Reproduce the material word for word; the images stay out.
--- BEGIN MATERIALS PROVIDED ---
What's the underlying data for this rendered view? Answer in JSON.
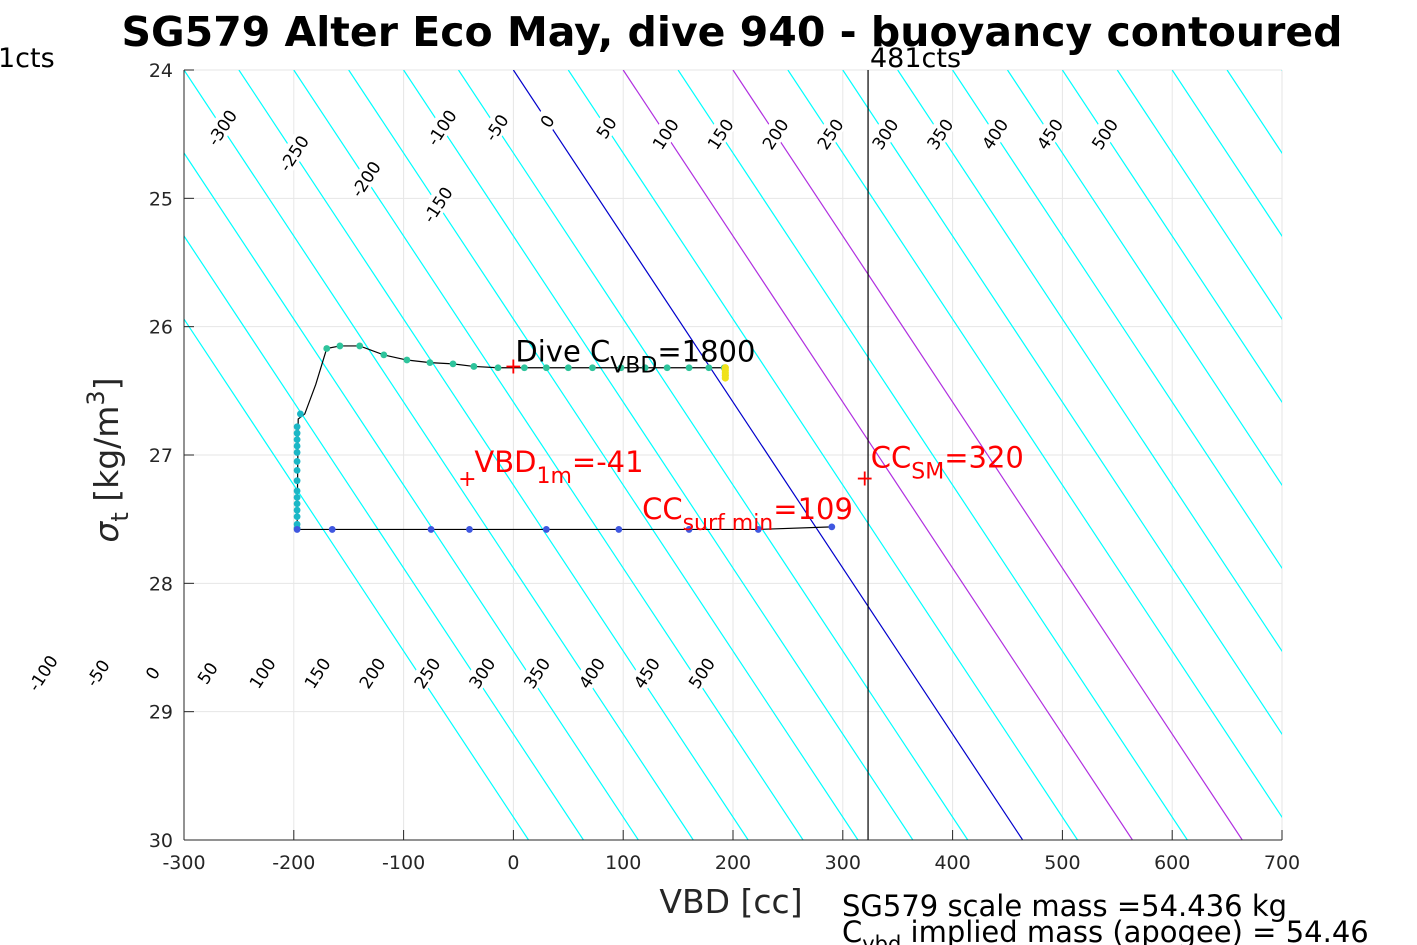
{
  "title": "SG579 Alter Eco May, dive 940 - buoyancy contoured",
  "corner_labels": {
    "left": "1cts",
    "right": "481cts"
  },
  "footer": {
    "line1": "SG579 scale mass =54.436 kg",
    "line2_pre": "C",
    "line2_sub": "vbd",
    "line2_post": " implied mass (apogee) = 54.46"
  },
  "colors": {
    "contour": "#00ffff",
    "zero_contour": "#0000cc",
    "magenta_contour": "#b030e0",
    "trace": "#000000",
    "annotation": "#ff0000",
    "grid": "#e6e6e6",
    "axis": "#262626",
    "label_text": "#262626"
  },
  "chart_data": {
    "type": "scatter",
    "xlabel": "VBD [cc]",
    "ylabel": {
      "sigma": "σ",
      "sub": "t",
      "text": " [kg/m",
      "sup": "3",
      "close": "]"
    },
    "xlim": [
      -300,
      700
    ],
    "ylim": [
      24,
      30
    ],
    "y_reversed": true,
    "grid": true,
    "xticks": [
      -300,
      -200,
      -100,
      0,
      100,
      200,
      300,
      400,
      500,
      600,
      700
    ],
    "xtick_labels": [
      "-300",
      "-200",
      "-100",
      "0",
      "100",
      "200",
      "300",
      "400",
      "500",
      "600",
      "700"
    ],
    "yticks": [
      24,
      25,
      26,
      27,
      28,
      29,
      30
    ],
    "ytick_labels": [
      "24",
      "25",
      "26",
      "27",
      "28",
      "29",
      "30"
    ],
    "contours": {
      "top_levels": [
        -300,
        -250,
        -200,
        -150,
        -100,
        -50,
        0,
        50,
        100,
        150,
        200,
        250,
        300,
        350,
        400,
        450,
        500
      ],
      "top_label_sigma": [
        24.45,
        24.65,
        24.85,
        25.05,
        24.45,
        24.45,
        24.4,
        24.45,
        24.5,
        24.5,
        24.5,
        24.5,
        24.5,
        24.5,
        24.5,
        24.5,
        24.5
      ],
      "top_origin_sigma": 24,
      "top_zero_vbd": 0,
      "bottom_levels": [
        -100,
        -50,
        0,
        50,
        100,
        150,
        200,
        250,
        300,
        350,
        400,
        450,
        500
      ],
      "bottom_label_sigma": 28.7,
      "bottom_origin_sigma": 30,
      "bottom_zero_vbd": -228,
      "vbd_per_sigma": 77.3,
      "magenta_levels": [
        100,
        200
      ]
    },
    "vertical_line_vbd": 323,
    "dive_trace": [
      [
        -170,
        26.17
      ],
      [
        -158,
        26.15
      ],
      [
        -140,
        26.15
      ],
      [
        -118,
        26.22
      ],
      [
        -97,
        26.26
      ],
      [
        -76,
        26.28
      ],
      [
        -55,
        26.29
      ],
      [
        -36,
        26.31
      ],
      [
        -14,
        26.32
      ],
      [
        10,
        26.32
      ],
      [
        30,
        26.32
      ],
      [
        50,
        26.32
      ],
      [
        72,
        26.32
      ],
      [
        98,
        26.32
      ],
      [
        120,
        26.32
      ],
      [
        140,
        26.32
      ],
      [
        160,
        26.32
      ],
      [
        178,
        26.32
      ],
      [
        193,
        26.32
      ],
      [
        193,
        26.38
      ],
      [
        192,
        26.32
      ]
    ],
    "dive_connector": [
      [
        -170,
        26.17
      ],
      [
        -180,
        26.45
      ],
      [
        -190,
        26.68
      ],
      [
        -196,
        26.72
      ],
      [
        -197,
        27.58
      ]
    ],
    "climb_trace": [
      [
        -197,
        27.58
      ],
      [
        -165,
        27.58
      ],
      [
        -75,
        27.58
      ],
      [
        -40,
        27.58
      ],
      [
        30,
        27.58
      ],
      [
        96,
        27.58
      ],
      [
        160,
        27.58
      ],
      [
        223,
        27.58
      ],
      [
        290,
        27.56
      ]
    ],
    "vertical_points": [
      [
        -194,
        26.68
      ],
      [
        -197,
        26.78
      ],
      [
        -197,
        26.83
      ],
      [
        -197,
        26.88
      ],
      [
        -197,
        26.93
      ],
      [
        -197,
        26.98
      ],
      [
        -197,
        27.05
      ],
      [
        -197,
        27.12
      ],
      [
        -197,
        27.2
      ],
      [
        -197,
        27.28
      ],
      [
        -197,
        27.33
      ],
      [
        -197,
        27.38
      ],
      [
        -197,
        27.43
      ],
      [
        -197,
        27.48
      ],
      [
        -197,
        27.54
      ],
      [
        -197,
        27.57
      ]
    ],
    "yellow_points": [
      [
        193,
        26.32
      ],
      [
        193,
        26.34
      ],
      [
        193,
        26.36
      ],
      [
        193,
        26.38
      ],
      [
        193,
        26.4
      ]
    ],
    "annotations": [
      {
        "id": "dive-cvbd",
        "color": "#000000",
        "pre": "Dive C",
        "sub": "VBD",
        "post": "=1800",
        "marker": "+",
        "vbd": 0,
        "sigma": 26.32
      },
      {
        "id": "vbd-1m",
        "color": "#ff0000",
        "pre": "VBD",
        "sub": "1m",
        "post": "=-41",
        "marker": "+",
        "vbd": -41,
        "sigma": 27.1
      },
      {
        "id": "cc-surf-min",
        "color": "#ff0000",
        "pre": "CC",
        "sub": "surf min",
        "post": "=109",
        "marker": "",
        "vbd": 109,
        "sigma": 27.22
      },
      {
        "id": "cc-sm",
        "color": "#ff0000",
        "pre": "CC",
        "sub": "SM",
        "post": "=320",
        "marker": "+",
        "vbd": 320,
        "sigma": 27.08
      }
    ]
  }
}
--- END MATERIALS PROVIDED ---
#### OUTPUT OF THE EXERCISE
What's the underlying data for this rendered view? Answer in JSON.
{
  "title": "SG579 Alter Eco May, dive 940 - buoyancy contoured",
  "corner_labels": {
    "left": "1cts",
    "right": "481cts"
  },
  "footer": {
    "line1": "SG579 scale mass =54.436 kg",
    "line2_pre": "C",
    "line2_sub": "vbd",
    "line2_post": " implied mass (apogee) = 54.46"
  },
  "colors": {
    "contour": "#00ffff",
    "zero_contour": "#0000cc",
    "magenta_contour": "#b030e0",
    "trace": "#000000",
    "annotation": "#ff0000",
    "grid": "#e6e6e6",
    "axis": "#262626",
    "label_text": "#262626"
  },
  "chart_data": {
    "type": "scatter",
    "xlabel": "VBD [cc]",
    "ylabel": {
      "sigma": "σ",
      "sub": "t",
      "text": " [kg/m",
      "sup": "3",
      "close": "]"
    },
    "xlim": [
      -300,
      700
    ],
    "ylim": [
      24,
      30
    ],
    "y_reversed": true,
    "grid": true,
    "xticks": [
      -300,
      -200,
      -100,
      0,
      100,
      200,
      300,
      400,
      500,
      600,
      700
    ],
    "xtick_labels": [
      "-300",
      "-200",
      "-100",
      "0",
      "100",
      "200",
      "300",
      "400",
      "500",
      "600",
      "700"
    ],
    "yticks": [
      24,
      25,
      26,
      27,
      28,
      29,
      30
    ],
    "ytick_labels": [
      "24",
      "25",
      "26",
      "27",
      "28",
      "29",
      "30"
    ],
    "contours": {
      "top_levels": [
        -300,
        -250,
        -200,
        -150,
        -100,
        -50,
        0,
        50,
        100,
        150,
        200,
        250,
        300,
        350,
        400,
        450,
        500
      ],
      "top_label_sigma": [
        24.45,
        24.65,
        24.85,
        25.05,
        24.45,
        24.45,
        24.4,
        24.45,
        24.5,
        24.5,
        24.5,
        24.5,
        24.5,
        24.5,
        24.5,
        24.5,
        24.5
      ],
      "top_origin_sigma": 24,
      "top_zero_vbd": 0,
      "bottom_levels": [
        -100,
        -50,
        0,
        50,
        100,
        150,
        200,
        250,
        300,
        350,
        400,
        450,
        500
      ],
      "bottom_label_sigma": 28.7,
      "bottom_origin_sigma": 30,
      "bottom_zero_vbd": -228,
      "vbd_per_sigma": 77.3,
      "magenta_levels": [
        100,
        200
      ]
    },
    "vertical_line_vbd": 323,
    "dive_trace": [
      [
        -170,
        26.17
      ],
      [
        -158,
        26.15
      ],
      [
        -140,
        26.15
      ],
      [
        -118,
        26.22
      ],
      [
        -97,
        26.26
      ],
      [
        -76,
        26.28
      ],
      [
        -55,
        26.29
      ],
      [
        -36,
        26.31
      ],
      [
        -14,
        26.32
      ],
      [
        10,
        26.32
      ],
      [
        30,
        26.32
      ],
      [
        50,
        26.32
      ],
      [
        72,
        26.32
      ],
      [
        98,
        26.32
      ],
      [
        120,
        26.32
      ],
      [
        140,
        26.32
      ],
      [
        160,
        26.32
      ],
      [
        178,
        26.32
      ],
      [
        193,
        26.32
      ],
      [
        193,
        26.38
      ],
      [
        192,
        26.32
      ]
    ],
    "dive_connector": [
      [
        -170,
        26.17
      ],
      [
        -180,
        26.45
      ],
      [
        -190,
        26.68
      ],
      [
        -196,
        26.72
      ],
      [
        -197,
        27.58
      ]
    ],
    "climb_trace": [
      [
        -197,
        27.58
      ],
      [
        -165,
        27.58
      ],
      [
        -75,
        27.58
      ],
      [
        -40,
        27.58
      ],
      [
        30,
        27.58
      ],
      [
        96,
        27.58
      ],
      [
        160,
        27.58
      ],
      [
        223,
        27.58
      ],
      [
        290,
        27.56
      ]
    ],
    "vertical_points": [
      [
        -194,
        26.68
      ],
      [
        -197,
        26.78
      ],
      [
        -197,
        26.83
      ],
      [
        -197,
        26.88
      ],
      [
        -197,
        26.93
      ],
      [
        -197,
        26.98
      ],
      [
        -197,
        27.05
      ],
      [
        -197,
        27.12
      ],
      [
        -197,
        27.2
      ],
      [
        -197,
        27.28
      ],
      [
        -197,
        27.33
      ],
      [
        -197,
        27.38
      ],
      [
        -197,
        27.43
      ],
      [
        -197,
        27.48
      ],
      [
        -197,
        27.54
      ],
      [
        -197,
        27.57
      ]
    ],
    "yellow_points": [
      [
        193,
        26.32
      ],
      [
        193,
        26.34
      ],
      [
        193,
        26.36
      ],
      [
        193,
        26.38
      ],
      [
        193,
        26.4
      ]
    ],
    "annotations": [
      {
        "id": "dive-cvbd",
        "color": "#000000",
        "pre": "Dive C",
        "sub": "VBD",
        "post": "=1800",
        "marker": "+",
        "vbd": 0,
        "sigma": 26.32
      },
      {
        "id": "vbd-1m",
        "color": "#ff0000",
        "pre": "VBD",
        "sub": "1m",
        "post": "=-41",
        "marker": "+",
        "vbd": -41,
        "sigma": 27.1
      },
      {
        "id": "cc-surf-min",
        "color": "#ff0000",
        "pre": "CC",
        "sub": "surf min",
        "post": "=109",
        "marker": "",
        "vbd": 109,
        "sigma": 27.22
      },
      {
        "id": "cc-sm",
        "color": "#ff0000",
        "pre": "CC",
        "sub": "SM",
        "post": "=320",
        "marker": "+",
        "vbd": 320,
        "sigma": 27.08
      }
    ]
  }
}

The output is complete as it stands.